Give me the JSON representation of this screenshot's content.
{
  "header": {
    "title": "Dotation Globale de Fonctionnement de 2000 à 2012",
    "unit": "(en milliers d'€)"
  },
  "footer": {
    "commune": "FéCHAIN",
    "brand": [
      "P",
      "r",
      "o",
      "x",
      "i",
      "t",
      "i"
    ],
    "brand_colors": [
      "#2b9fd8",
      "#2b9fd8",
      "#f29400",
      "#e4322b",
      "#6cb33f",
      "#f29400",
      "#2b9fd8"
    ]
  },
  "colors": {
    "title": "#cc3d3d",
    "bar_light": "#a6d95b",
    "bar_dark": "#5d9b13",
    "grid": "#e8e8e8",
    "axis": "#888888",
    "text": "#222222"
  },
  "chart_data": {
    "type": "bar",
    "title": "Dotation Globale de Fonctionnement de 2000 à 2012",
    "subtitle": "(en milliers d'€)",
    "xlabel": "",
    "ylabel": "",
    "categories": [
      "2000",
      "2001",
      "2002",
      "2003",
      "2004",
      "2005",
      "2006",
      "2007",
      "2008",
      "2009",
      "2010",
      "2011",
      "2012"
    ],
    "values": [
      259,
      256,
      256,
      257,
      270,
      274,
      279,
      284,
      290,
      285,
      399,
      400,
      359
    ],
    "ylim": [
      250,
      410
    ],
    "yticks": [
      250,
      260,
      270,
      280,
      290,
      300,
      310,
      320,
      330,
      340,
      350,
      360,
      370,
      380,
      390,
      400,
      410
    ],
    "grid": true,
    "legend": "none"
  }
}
◆ ◆ ◆ ◆ ◆ ◆ ◆
• **Task to complete**
Nothing should be changed: write out all of the data as is.

• **Solution to this problem**
Give me the JSON representation of this screenshot's content.
{
  "header": {
    "title": "Dotation Globale de Fonctionnement de 2000 à 2012",
    "unit": "(en milliers d'€)"
  },
  "footer": {
    "commune": "FéCHAIN",
    "brand": [
      "P",
      "r",
      "o",
      "x",
      "i",
      "t",
      "i"
    ],
    "brand_colors": [
      "#2b9fd8",
      "#2b9fd8",
      "#f29400",
      "#e4322b",
      "#6cb33f",
      "#f29400",
      "#2b9fd8"
    ]
  },
  "colors": {
    "title": "#cc3d3d",
    "bar_light": "#a6d95b",
    "bar_dark": "#5d9b13",
    "grid": "#e8e8e8",
    "axis": "#888888",
    "text": "#222222"
  },
  "chart_data": {
    "type": "bar",
    "title": "Dotation Globale de Fonctionnement de 2000 à 2012",
    "subtitle": "(en milliers d'€)",
    "xlabel": "",
    "ylabel": "",
    "categories": [
      "2000",
      "2001",
      "2002",
      "2003",
      "2004",
      "2005",
      "2006",
      "2007",
      "2008",
      "2009",
      "2010",
      "2011",
      "2012"
    ],
    "values": [
      259,
      256,
      256,
      257,
      270,
      274,
      279,
      284,
      290,
      285,
      399,
      400,
      359
    ],
    "ylim": [
      250,
      410
    ],
    "yticks": [
      250,
      260,
      270,
      280,
      290,
      300,
      310,
      320,
      330,
      340,
      350,
      360,
      370,
      380,
      390,
      400,
      410
    ],
    "grid": true,
    "legend": "none"
  }
}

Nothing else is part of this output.